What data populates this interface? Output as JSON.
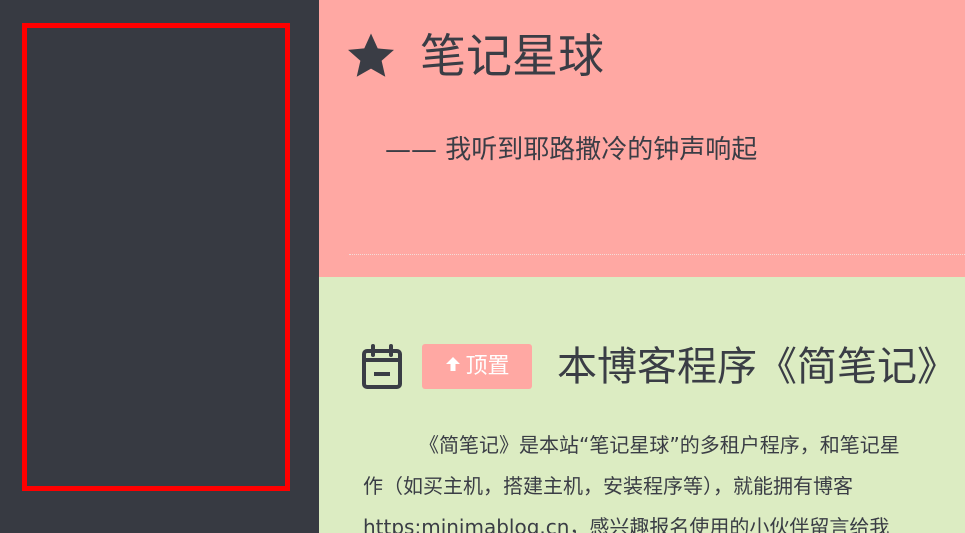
{
  "site": {
    "title": "笔记星球",
    "subtitle": "—— 我听到耶路撒冷的钟声响起",
    "icon": "star-icon"
  },
  "post": {
    "date_icon": "calendar-icon",
    "pin_label": "顶置",
    "pin_icon": "arrow-up-icon",
    "title": "本博客程序《简笔记》",
    "excerpt_lines": [
      "《简笔记》是本站“笔记星球”的多租户程序，和笔记星",
      "作（如买主机，搭建主机，安装程序等），就能拥有博客",
      "https:minimablog.cn，感兴趣报名使用的小伙伴留言给我"
    ]
  },
  "colors": {
    "sidebar_bg": "#373a42",
    "sidebar_frame": "#ff0000",
    "header_bg": "#ffa8a3",
    "content_bg": "#dcecc2",
    "text": "#3a3d45",
    "badge_bg": "#ffa8a3"
  }
}
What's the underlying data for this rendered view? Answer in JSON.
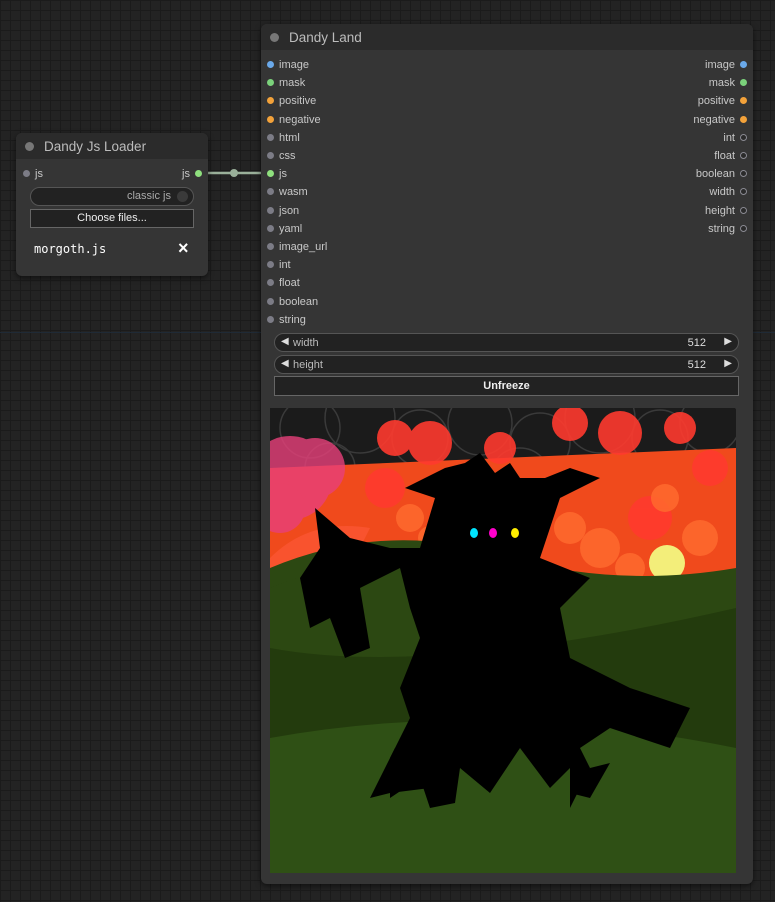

- - - - -

Reproduce the whole listing exactly, but not the images in it.

What data populates this interface? Output as JSON.
{
  "site": {
    "title": "笔记星球",
    "subtitle": "—— 我听到耶路撒冷的钟声响起",
    "icon": "star-icon"
  },
  "post": {
    "date_icon": "calendar-icon",
    "pin_label": "顶置",
    "pin_icon": "arrow-up-icon",
    "title": "本博客程序《简笔记》",
    "excerpt_lines": [
      "《简笔记》是本站“笔记星球”的多租户程序，和笔记星",
      "作（如买主机，搭建主机，安装程序等），就能拥有博客",
      "https:minimablog.cn，感兴趣报名使用的小伙伴留言给我"
    ]
  },
  "colors": {
    "sidebar_bg": "#373a42",
    "sidebar_frame": "#ff0000",
    "header_bg": "#ffa8a3",
    "content_bg": "#dcecc2",
    "text": "#3a3d45",
    "badge_bg": "#ffa8a3"
  }
}
What's the underlying data for this rendered view? Answer in JSON.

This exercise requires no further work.